# Exercise objective
From the entries below, copy every line holding the word "network".

# Records shown
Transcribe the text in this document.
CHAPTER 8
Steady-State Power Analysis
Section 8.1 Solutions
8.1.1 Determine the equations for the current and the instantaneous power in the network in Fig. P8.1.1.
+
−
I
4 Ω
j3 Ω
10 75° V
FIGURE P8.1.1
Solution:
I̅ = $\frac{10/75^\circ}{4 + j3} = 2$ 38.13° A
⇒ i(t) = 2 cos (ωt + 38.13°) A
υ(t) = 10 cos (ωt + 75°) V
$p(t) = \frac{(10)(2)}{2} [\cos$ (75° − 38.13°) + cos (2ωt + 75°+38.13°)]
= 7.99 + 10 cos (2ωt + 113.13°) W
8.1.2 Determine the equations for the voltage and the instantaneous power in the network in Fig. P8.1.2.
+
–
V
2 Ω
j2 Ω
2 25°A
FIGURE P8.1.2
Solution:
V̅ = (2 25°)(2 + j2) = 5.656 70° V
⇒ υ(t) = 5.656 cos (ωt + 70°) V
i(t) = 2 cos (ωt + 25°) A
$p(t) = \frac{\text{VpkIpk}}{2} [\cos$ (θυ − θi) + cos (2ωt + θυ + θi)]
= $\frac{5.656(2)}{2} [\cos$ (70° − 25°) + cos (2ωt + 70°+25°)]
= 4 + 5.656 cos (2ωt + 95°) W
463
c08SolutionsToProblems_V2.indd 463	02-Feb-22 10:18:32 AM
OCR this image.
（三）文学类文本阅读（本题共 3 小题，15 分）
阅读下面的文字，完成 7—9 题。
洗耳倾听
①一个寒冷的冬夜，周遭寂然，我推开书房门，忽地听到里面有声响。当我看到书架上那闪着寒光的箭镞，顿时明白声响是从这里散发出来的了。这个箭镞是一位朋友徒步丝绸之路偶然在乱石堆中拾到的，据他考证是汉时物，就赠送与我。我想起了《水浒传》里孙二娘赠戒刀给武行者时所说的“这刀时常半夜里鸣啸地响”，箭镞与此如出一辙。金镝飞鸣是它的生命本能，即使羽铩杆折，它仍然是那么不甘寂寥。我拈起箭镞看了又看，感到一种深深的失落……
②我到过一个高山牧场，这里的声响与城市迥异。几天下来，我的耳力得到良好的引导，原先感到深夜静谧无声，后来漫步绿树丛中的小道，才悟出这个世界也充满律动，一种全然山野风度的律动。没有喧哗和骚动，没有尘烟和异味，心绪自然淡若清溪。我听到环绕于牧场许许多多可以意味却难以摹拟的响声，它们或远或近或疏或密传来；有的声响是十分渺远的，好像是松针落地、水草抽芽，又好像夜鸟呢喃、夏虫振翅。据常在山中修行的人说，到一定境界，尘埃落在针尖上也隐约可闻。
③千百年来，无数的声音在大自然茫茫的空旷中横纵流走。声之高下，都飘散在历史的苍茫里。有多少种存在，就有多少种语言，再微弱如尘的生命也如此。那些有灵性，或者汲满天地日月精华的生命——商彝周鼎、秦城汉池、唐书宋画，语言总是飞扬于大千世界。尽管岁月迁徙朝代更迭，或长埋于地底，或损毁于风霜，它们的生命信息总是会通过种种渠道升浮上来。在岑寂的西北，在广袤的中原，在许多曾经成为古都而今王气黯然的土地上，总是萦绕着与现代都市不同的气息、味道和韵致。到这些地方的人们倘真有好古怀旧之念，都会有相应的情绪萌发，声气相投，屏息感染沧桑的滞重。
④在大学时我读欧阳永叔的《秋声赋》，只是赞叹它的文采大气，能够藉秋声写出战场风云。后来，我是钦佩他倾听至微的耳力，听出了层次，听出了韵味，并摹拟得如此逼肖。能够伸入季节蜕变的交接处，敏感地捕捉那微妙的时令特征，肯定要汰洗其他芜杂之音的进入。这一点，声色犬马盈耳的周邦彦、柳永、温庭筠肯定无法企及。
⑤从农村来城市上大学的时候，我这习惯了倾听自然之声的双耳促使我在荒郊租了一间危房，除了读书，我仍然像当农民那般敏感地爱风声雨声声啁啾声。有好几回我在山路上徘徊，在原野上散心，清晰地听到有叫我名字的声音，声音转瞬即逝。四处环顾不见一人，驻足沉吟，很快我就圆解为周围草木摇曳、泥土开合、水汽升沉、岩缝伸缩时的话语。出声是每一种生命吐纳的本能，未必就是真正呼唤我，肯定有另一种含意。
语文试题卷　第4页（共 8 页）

# Task answer
8.1.1 Determine the equations for the current and the instantaneous power in the network in Fig. P8.1.1.
8.1.2 Determine the equations for the voltage and the instantaneous power in the network in Fig. P8.1.2.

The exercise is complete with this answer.